* [EXERCISE]: Set out each line from the following listing that includes the word "Growth".
## Start GIVEN DATA
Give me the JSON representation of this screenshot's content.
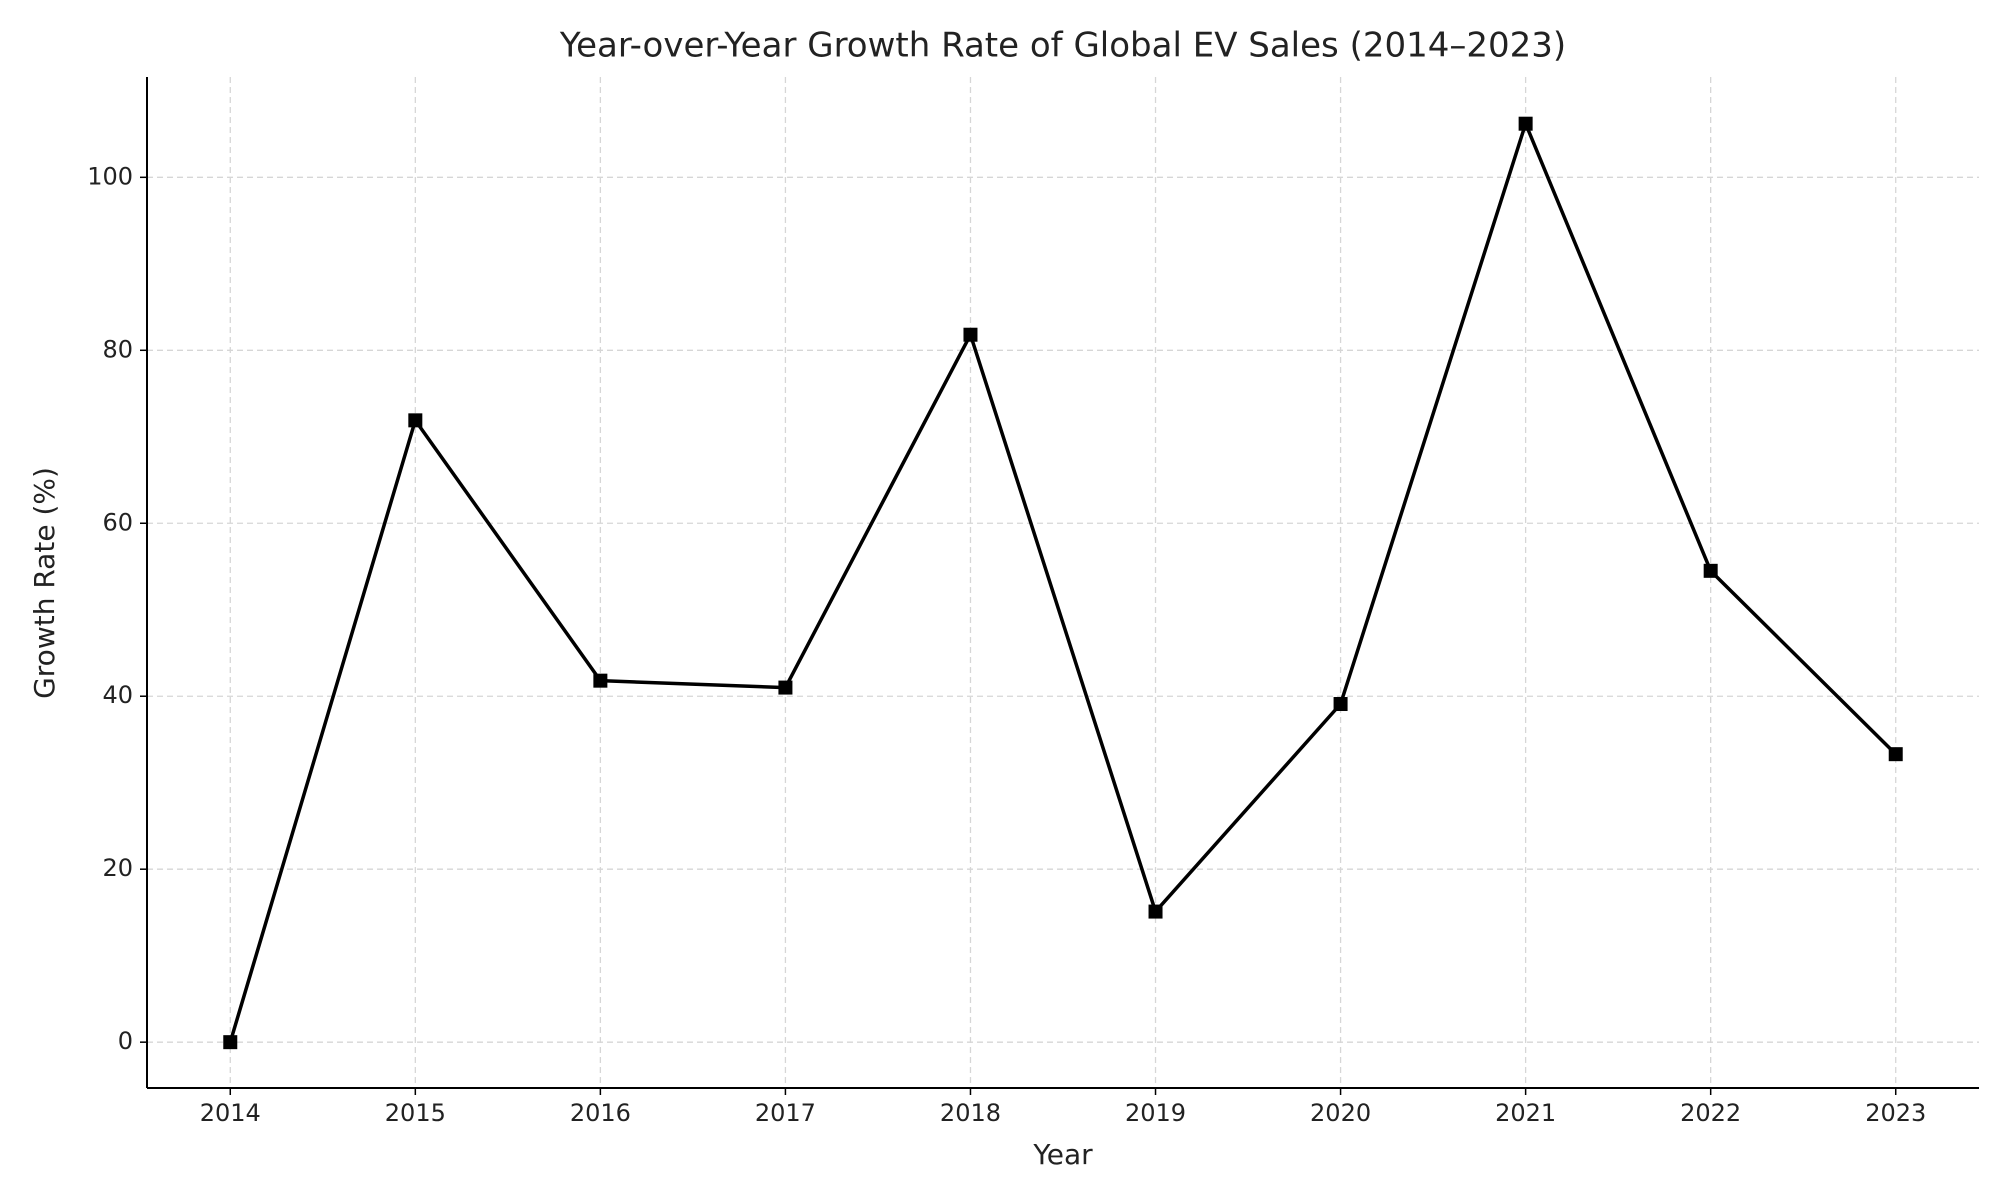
{
  "chart_data": {
    "type": "line",
    "title": "Year-over-Year Growth Rate of Global EV Sales (2014–2023)",
    "x_label": "Year",
    "y_label": "Growth Rate (%)",
    "x": [
      2014,
      2015,
      2016,
      2017,
      2018,
      2019,
      2020,
      2021,
      2022,
      2023
    ],
    "series": [
      {
        "name": "Growth Rate",
        "color": "#000000",
        "values": [
          0,
          71.9,
          41.8,
          41.0,
          81.8,
          15.1,
          39.1,
          106.2,
          54.5,
          33.3
        ]
      }
    ],
    "xlim": [
      2013.55,
      2023.45
    ],
    "xticks": [
      2014,
      2015,
      2016,
      2017,
      2018,
      2019,
      2020,
      2021,
      2022,
      2023
    ],
    "ylim": [
      -5.3,
      111.6
    ],
    "yticks": [
      0,
      20,
      40,
      60,
      80,
      100
    ],
    "grid": true
  }
}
## End GIVEN DATA
* [FULL SOLUTION]:
    "title": "Year-over-Year Growth Rate of Global EV Sales (2014–2023)",
    "y_label": "Growth Rate (%)",
        "name": "Growth Rate",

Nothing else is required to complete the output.